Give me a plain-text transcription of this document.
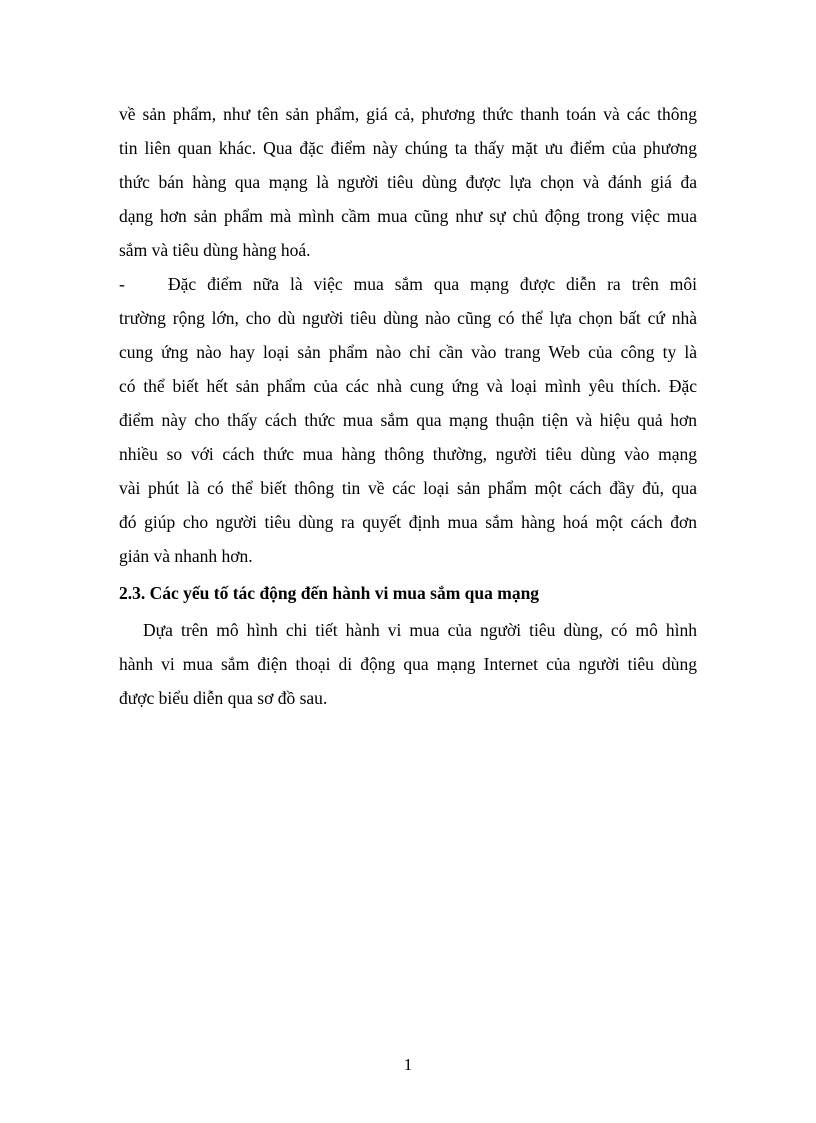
về sản phẩm, như tên sản phẩm, giá cả, phương thức thanh toán và các thông
tin liên quan khác. Qua đặc điểm này chúng ta thấy mặt ưu điểm của phương
thức bán hàng qua mạng là người tiêu dùng được lựa chọn và đánh giá đa
dạng hơn sản phẩm mà mình cầm mua cũng như sự chủ động trong việc mua
sắm và tiêu dùng hàng hoá.
- Đặc điểm nữa là việc mua sắm qua mạng được diễn ra trên môi
trường rộng lớn, cho dù người tiêu dùng nào cũng có thể lựa chọn bất cứ nhà
cung ứng nào hay loại sản phẩm nào chỉ cần vào trang Web của công ty là
có thể biết hết sản phẩm của các nhà cung ứng và loại mình yêu thích. Đặc
điểm này cho thấy cách thức mua sắm qua mạng thuận tiện và hiệu quả hơn
nhiều so với cách thức mua hàng thông thường, người tiêu dùng vào mạng
vài phút là có thể biết thông tin về các loại sản phẩm một cách đầy đủ, qua
đó giúp cho người tiêu dùng ra quyết định mua sắm hàng hoá một cách đơn
giản và nhanh hơn.
2.3. Các yếu tố tác động đến hành vi mua sắm qua mạng
Dựa trên mô hình chi tiết hành vi mua của người tiêu dùng, có mô hình
hành vi mua sắm điện thoại di động qua mạng Internet của người tiêu dùng
được biểu diễn qua sơ đồ sau.
1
+ + + +
▸ Problem to work on
From the records above, pull out each line that has "dùng".

▸ Task answer
thức bán hàng qua mạng là người tiêu dùng được lựa chọn và đánh giá đa
sắm và tiêu dùng hàng hoá.
trường rộng lớn, cho dù người tiêu dùng nào cũng có thể lựa chọn bất cứ nhà
nhiều so với cách thức mua hàng thông thường, người tiêu dùng vào mạng
đó giúp cho người tiêu dùng ra quyết định mua sắm hàng hoá một cách đơn
Dựa trên mô hình chi tiết hành vi mua của người tiêu dùng, có mô hình
hành vi mua sắm điện thoại di động qua mạng Internet của người tiêu dùng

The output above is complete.